> Exercise description
Where does the string "except" appear? Copy every line of the entries below that holds it.

Collection entries
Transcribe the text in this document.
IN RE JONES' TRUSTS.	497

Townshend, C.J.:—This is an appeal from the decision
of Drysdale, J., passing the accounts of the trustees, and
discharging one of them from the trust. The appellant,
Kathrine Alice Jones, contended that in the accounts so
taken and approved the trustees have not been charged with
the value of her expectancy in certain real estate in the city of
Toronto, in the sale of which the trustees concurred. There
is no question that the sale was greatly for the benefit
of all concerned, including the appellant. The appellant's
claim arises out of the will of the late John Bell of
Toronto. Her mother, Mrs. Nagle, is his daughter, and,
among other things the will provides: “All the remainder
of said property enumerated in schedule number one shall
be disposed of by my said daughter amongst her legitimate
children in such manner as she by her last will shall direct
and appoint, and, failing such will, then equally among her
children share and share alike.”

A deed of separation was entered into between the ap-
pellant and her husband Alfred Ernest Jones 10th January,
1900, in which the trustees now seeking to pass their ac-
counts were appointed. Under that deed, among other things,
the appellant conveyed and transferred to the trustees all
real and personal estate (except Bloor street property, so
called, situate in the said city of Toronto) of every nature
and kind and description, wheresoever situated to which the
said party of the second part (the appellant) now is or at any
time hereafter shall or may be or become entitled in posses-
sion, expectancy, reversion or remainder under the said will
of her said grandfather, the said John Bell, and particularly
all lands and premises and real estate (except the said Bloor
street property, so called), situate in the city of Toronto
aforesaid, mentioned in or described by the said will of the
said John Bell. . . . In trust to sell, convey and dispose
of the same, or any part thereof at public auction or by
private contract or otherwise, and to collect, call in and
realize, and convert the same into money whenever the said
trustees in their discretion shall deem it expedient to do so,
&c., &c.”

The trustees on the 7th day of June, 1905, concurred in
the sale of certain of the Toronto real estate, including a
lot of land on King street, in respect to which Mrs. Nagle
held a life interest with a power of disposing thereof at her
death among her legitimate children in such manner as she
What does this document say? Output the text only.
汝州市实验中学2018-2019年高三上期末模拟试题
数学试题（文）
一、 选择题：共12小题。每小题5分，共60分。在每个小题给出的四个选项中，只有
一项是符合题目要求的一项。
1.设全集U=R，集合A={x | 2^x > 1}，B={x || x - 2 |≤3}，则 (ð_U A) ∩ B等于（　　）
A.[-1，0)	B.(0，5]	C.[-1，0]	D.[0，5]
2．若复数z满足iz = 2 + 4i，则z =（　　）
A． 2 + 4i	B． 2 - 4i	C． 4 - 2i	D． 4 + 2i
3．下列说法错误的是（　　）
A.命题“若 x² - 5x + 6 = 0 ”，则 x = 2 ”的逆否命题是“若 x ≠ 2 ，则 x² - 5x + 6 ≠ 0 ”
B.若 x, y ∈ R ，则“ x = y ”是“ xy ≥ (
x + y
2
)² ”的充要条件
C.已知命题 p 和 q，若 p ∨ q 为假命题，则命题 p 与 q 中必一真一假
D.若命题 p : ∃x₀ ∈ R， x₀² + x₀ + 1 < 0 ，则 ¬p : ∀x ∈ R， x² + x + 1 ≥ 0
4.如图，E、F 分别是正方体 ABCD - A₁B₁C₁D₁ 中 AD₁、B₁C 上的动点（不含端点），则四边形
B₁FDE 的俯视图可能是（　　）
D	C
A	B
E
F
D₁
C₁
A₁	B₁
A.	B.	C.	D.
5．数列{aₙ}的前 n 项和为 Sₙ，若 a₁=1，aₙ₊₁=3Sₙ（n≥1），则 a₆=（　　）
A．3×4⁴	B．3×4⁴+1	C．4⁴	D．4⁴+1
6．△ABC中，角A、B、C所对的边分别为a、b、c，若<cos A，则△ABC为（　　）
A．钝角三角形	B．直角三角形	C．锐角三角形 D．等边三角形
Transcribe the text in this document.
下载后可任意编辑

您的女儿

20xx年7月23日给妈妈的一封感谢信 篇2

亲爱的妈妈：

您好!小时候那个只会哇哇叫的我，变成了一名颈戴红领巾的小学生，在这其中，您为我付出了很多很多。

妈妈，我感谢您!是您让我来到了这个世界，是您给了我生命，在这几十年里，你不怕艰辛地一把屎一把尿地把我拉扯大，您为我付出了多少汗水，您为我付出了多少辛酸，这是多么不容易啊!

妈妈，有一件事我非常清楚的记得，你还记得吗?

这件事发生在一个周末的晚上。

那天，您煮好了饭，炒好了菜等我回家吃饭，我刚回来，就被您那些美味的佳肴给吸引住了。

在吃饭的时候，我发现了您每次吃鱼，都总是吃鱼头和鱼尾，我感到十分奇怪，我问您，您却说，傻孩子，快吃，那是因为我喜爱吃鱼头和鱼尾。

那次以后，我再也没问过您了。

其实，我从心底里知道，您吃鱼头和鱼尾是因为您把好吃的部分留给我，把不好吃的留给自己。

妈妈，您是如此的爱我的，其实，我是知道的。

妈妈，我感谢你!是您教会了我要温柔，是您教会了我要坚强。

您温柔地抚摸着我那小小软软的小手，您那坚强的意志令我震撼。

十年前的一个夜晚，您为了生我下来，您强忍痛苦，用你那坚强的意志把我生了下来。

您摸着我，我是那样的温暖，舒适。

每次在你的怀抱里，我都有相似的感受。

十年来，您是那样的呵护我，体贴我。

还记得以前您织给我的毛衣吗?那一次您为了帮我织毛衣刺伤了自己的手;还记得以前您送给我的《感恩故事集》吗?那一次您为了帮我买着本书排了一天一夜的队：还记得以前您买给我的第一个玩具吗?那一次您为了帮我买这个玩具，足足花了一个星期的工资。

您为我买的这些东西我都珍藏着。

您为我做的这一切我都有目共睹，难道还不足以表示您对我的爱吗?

> Solved problem
real and personal estate (except Bloor street property, so
all lands and premises and real estate (except the said Bloor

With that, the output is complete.